SOURCE RECORDS:
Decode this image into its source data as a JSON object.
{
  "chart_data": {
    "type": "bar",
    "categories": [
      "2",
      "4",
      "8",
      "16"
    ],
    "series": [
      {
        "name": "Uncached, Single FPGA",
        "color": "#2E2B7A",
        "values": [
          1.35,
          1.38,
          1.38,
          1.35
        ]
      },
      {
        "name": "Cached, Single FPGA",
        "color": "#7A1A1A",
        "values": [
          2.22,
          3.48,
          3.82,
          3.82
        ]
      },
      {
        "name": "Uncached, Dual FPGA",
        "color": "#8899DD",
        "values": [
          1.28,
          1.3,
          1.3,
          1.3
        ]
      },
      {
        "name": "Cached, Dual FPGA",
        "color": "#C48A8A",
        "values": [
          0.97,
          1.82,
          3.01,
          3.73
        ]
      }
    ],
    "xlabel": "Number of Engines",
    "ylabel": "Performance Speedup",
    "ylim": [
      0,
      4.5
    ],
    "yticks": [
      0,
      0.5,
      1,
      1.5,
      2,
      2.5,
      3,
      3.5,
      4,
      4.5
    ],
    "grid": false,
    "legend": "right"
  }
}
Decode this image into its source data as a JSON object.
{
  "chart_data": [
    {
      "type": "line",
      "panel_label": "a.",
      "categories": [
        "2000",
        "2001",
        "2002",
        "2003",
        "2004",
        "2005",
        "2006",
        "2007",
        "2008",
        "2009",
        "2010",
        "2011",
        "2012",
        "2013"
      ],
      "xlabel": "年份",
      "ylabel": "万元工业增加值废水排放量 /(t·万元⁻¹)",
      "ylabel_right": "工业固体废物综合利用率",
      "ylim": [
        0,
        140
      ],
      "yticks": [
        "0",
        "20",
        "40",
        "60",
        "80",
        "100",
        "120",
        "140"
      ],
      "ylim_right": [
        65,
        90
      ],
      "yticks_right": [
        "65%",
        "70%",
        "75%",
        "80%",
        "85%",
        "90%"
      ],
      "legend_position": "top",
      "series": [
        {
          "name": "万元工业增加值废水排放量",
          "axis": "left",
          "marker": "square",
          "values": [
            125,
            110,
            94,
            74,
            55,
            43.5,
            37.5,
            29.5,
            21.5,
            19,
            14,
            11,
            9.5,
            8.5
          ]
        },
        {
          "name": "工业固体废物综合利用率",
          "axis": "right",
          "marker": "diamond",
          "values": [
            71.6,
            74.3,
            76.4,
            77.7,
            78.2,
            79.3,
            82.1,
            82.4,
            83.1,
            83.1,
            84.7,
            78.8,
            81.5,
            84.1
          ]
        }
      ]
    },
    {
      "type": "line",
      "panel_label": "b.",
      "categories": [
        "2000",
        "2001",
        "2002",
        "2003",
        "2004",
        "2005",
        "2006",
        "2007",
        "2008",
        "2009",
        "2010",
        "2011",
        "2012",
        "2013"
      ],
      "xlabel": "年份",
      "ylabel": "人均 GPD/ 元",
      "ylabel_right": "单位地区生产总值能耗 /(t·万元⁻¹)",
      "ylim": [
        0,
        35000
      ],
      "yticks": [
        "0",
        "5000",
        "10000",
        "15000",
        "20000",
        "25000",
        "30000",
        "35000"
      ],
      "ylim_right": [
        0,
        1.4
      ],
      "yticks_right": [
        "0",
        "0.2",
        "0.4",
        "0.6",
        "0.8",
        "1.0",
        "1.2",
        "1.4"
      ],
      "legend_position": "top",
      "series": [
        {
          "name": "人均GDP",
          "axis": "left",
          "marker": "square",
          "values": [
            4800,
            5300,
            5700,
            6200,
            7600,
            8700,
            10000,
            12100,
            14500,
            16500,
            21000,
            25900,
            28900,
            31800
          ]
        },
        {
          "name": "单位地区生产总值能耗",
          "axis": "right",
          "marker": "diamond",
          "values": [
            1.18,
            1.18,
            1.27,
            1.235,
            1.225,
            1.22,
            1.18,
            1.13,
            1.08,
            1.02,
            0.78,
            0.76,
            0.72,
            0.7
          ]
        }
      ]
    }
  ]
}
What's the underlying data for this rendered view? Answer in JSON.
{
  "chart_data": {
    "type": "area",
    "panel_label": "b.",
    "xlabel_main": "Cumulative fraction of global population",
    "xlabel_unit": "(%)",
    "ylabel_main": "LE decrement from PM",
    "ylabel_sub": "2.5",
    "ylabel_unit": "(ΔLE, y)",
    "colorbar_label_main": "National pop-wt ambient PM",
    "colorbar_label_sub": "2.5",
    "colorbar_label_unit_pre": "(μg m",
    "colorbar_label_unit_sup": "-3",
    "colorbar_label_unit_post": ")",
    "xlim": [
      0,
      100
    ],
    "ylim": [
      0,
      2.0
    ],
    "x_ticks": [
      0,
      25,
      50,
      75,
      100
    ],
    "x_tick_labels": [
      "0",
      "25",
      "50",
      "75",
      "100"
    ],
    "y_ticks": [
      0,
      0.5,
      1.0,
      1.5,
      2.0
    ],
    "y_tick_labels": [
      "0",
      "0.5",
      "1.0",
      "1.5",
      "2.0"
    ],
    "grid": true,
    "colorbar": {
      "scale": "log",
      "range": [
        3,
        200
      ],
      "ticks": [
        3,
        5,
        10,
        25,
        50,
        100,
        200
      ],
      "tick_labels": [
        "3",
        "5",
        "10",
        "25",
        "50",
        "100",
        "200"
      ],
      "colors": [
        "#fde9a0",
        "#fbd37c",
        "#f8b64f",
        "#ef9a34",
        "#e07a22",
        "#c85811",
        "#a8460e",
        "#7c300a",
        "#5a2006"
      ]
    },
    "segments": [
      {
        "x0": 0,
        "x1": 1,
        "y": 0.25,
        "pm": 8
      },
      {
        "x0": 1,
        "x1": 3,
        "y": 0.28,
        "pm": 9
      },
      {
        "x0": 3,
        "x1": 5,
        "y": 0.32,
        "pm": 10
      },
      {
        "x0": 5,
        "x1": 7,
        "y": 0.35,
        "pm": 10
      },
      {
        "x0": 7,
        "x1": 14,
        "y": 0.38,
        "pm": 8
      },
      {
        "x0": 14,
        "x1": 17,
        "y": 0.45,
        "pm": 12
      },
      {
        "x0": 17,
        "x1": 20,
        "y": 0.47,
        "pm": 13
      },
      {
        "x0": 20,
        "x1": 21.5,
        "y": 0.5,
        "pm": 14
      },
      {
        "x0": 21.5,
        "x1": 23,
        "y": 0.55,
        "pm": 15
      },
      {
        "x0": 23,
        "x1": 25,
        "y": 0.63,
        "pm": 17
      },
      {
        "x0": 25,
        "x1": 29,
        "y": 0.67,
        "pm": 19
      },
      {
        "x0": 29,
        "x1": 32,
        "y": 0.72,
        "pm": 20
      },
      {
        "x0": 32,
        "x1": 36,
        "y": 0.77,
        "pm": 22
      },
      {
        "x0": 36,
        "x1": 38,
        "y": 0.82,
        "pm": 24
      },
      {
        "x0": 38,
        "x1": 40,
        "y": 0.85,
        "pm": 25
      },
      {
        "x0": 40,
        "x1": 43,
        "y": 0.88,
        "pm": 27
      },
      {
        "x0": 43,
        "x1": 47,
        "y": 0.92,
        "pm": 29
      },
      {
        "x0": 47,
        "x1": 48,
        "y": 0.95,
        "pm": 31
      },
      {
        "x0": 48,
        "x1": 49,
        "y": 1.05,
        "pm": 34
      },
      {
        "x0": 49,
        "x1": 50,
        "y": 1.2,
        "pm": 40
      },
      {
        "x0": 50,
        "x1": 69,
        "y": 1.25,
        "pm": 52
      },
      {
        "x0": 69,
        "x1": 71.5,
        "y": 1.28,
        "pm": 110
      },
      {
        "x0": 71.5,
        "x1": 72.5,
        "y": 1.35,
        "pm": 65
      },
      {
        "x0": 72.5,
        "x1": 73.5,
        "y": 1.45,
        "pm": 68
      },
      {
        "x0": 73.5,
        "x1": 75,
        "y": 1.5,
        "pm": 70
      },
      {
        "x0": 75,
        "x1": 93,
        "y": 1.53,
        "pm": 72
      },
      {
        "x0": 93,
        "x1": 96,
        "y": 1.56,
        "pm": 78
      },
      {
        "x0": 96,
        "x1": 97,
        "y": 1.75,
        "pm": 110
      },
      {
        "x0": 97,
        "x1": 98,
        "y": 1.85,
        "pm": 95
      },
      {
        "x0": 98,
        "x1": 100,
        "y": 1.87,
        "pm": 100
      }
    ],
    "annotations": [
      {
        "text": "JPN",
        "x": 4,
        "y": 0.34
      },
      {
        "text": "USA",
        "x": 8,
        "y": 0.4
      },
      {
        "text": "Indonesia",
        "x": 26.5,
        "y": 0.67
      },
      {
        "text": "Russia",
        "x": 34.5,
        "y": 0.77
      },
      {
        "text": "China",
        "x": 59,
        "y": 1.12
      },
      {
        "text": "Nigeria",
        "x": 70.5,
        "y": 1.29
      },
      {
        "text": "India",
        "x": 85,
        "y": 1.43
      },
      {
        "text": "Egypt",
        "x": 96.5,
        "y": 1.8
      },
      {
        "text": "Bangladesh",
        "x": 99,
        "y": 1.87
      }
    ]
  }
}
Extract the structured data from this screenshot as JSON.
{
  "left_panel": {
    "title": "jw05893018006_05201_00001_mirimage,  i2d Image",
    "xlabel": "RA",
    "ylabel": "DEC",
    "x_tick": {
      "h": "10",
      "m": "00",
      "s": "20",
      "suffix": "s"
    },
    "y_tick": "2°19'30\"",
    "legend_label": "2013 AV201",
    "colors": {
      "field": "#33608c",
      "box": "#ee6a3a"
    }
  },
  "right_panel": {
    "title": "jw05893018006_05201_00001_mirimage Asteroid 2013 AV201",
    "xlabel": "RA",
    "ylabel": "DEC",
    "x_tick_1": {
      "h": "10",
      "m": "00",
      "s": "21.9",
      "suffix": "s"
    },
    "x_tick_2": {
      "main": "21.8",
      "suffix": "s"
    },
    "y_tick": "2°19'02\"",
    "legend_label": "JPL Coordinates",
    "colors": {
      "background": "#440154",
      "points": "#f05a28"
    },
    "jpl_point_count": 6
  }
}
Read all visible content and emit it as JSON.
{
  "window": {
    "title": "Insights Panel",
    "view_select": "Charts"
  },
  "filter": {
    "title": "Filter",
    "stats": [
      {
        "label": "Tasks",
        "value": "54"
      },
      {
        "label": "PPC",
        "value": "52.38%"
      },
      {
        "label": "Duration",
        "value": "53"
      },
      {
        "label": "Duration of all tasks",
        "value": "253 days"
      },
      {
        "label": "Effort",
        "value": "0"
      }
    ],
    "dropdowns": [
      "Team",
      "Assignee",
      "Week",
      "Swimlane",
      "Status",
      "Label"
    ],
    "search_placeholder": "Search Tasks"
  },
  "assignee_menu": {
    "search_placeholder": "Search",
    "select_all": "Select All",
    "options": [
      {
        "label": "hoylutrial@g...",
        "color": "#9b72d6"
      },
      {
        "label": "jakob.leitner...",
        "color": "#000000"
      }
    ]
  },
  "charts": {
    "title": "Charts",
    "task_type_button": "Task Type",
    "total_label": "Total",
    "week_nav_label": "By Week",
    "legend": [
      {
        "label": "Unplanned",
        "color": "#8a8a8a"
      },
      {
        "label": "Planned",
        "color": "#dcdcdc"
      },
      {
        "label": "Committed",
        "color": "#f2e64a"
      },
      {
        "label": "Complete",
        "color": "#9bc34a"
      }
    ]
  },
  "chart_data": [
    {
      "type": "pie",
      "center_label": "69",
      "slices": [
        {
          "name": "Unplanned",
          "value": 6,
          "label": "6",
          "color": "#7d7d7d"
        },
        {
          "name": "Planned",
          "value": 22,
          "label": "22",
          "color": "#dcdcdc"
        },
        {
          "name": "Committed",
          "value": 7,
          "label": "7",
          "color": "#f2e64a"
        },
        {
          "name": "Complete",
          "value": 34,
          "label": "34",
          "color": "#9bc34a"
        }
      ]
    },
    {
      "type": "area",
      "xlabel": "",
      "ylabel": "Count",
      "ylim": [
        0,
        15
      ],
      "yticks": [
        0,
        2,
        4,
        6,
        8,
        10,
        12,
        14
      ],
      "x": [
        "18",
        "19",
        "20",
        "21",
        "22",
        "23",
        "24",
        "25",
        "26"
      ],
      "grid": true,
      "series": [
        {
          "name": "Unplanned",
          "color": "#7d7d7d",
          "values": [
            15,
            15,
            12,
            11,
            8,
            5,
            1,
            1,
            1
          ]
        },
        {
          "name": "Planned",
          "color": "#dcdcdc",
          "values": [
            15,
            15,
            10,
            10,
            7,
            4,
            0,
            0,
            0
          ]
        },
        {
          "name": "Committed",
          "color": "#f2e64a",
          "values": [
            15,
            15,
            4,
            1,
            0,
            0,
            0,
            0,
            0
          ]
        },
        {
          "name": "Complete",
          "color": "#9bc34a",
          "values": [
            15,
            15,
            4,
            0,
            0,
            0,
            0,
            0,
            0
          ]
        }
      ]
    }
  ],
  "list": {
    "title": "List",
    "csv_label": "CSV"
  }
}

WHAT IS REQUIRED:
From the records above, how many lines include the word "title"? Only the number is wanted.

PROBLEM SOLUTION:
6